---------- Text extract
ML Project on Jupyter Notebook - Weather Prediction

Question

I am working on a personal Machine-Learning (ML) project to predict weather. Right now, I am working on Jupyter Notebook. Once I am done with it, I will start working on converting it into a Flask app.

I have completed my code on Jupyter Notebook. All the codes are working fine. However, I am not sure if I am doing everything correctly.

Would you please review my code on GitHub and inform me if I am on the right way or not?

https://github.com/SteveAustin583/weather-prediction-ml/blob/main/weather-prediction-ml-stackexchange-feedback-implemented-2.ipynb

Here is my code:

# %% [markdown]
# # Seattle Weather Category Prediction - Jupyter Notebook
#
# ## This notebook aims to predict the weather category (e.g., sun, rain, snow)
# # based on other meteorological features. It follows a structure similar to
# # the provided Kaggle example, using Gaussian Naive Bayes.
#
# ## Steps:
# (Original numbered steps removed as per feedback, structure implied by headers)
# - Load and Explore Data
# - Visualize Data
# - Preprocess Data (Label Encoding for target, add lagged features)
# - Train and Evaluate Models
# - Conduct Ablation Study
# - Save the Model and Label Encoder for Flask App

# %% [markdown]
# ## Setup and Load Data

# %%
import numpy as np
import pandas as pd
import seaborn as sns
import matplotlib.pyplot as plt
import io # To load CSV from string in some environments (not strictly used by pd.read_csv here)
from sklearn.model_selection import train_test_split
from sklearn.naive_bayes import GaussianNB
from sklearn.linear_model import LogisticRegression
from sklearn.svm import SVC
from sklearn.metrics import accuracy_score, classification_report, confusion_matrix
from sklearn.preprocessing import LabelEncoder
import joblib

# %%
# Display plots inline
%matplotlib inline
# Set some display options for Pandas
pd.set_option('display.max_columns', None)
--------------------
• [Task prompt]: In the weather prediction post, which model does the notebook say it uses, following the Kaggle example? The items are not needed for any of these tasks.
---------- Records shown
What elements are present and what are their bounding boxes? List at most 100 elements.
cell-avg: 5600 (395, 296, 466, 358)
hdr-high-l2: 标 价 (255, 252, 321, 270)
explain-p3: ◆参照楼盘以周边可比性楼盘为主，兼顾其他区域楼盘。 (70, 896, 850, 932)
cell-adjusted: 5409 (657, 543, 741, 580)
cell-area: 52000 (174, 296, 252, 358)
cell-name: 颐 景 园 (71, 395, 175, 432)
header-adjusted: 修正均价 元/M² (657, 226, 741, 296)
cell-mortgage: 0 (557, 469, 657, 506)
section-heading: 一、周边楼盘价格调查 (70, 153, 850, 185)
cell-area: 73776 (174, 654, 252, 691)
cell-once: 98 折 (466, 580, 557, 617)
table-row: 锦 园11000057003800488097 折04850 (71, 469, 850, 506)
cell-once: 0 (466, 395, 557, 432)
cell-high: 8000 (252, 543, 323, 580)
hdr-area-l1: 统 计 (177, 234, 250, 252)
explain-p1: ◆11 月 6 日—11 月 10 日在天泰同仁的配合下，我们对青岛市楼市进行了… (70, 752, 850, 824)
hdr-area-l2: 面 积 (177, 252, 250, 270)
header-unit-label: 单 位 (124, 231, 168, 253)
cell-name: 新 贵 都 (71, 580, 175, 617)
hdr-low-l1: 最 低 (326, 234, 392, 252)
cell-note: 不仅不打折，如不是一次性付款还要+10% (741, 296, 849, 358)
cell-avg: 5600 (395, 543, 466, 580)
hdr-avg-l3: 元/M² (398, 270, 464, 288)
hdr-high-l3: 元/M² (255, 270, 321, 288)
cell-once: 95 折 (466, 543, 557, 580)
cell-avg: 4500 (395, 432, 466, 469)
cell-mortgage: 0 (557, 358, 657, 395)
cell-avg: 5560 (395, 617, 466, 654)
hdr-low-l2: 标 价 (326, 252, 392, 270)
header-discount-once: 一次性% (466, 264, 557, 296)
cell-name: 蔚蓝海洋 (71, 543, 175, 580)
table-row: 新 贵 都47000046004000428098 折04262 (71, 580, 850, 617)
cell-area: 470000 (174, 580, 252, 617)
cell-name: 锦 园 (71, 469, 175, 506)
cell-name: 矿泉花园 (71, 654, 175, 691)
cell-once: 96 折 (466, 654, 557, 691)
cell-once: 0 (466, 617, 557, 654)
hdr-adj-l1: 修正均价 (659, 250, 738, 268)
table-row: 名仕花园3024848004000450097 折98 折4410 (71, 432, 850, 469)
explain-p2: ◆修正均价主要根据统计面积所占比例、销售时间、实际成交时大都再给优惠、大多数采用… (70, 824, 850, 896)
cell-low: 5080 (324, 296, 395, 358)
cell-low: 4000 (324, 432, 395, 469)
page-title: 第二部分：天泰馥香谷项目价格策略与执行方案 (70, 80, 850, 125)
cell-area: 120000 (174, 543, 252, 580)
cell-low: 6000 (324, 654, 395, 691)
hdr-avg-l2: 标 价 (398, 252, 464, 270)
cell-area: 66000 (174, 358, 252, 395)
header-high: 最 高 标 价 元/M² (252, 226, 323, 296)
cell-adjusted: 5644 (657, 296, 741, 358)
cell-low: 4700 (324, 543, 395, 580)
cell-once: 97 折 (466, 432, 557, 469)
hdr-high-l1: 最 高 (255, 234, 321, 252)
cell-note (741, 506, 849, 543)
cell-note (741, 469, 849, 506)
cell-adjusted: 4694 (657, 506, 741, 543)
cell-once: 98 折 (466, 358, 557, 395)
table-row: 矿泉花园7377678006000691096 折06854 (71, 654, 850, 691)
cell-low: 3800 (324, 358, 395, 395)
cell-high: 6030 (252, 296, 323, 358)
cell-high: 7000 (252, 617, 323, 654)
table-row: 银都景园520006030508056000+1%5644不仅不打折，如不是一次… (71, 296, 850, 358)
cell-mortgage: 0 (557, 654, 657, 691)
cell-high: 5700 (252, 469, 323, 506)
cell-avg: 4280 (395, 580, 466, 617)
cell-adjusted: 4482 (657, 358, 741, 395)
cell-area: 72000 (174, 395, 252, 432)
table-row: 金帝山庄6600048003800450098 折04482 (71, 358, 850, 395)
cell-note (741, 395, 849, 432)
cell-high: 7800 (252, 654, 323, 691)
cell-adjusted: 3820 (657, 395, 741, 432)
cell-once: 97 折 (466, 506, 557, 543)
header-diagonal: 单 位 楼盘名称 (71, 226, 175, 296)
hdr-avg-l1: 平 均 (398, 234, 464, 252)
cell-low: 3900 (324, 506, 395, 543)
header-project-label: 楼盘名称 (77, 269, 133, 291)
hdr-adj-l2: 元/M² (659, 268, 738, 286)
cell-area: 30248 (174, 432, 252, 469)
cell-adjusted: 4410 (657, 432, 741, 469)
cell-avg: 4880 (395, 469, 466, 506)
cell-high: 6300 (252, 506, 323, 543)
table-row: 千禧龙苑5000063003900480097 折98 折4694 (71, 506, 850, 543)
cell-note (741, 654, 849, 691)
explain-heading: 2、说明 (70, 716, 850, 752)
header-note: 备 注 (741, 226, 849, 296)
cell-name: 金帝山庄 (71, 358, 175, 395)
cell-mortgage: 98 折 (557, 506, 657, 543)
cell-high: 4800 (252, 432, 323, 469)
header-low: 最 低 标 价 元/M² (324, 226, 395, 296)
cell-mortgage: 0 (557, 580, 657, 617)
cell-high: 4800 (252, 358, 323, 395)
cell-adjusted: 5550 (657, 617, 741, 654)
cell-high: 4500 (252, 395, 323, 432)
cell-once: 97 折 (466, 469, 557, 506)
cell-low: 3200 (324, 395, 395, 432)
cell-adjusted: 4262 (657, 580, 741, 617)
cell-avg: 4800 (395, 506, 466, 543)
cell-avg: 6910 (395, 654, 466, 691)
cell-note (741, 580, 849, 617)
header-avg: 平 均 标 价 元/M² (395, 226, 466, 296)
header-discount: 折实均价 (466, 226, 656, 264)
--------------------
• [Result of the exercise]: Gaussian Naive Bayes.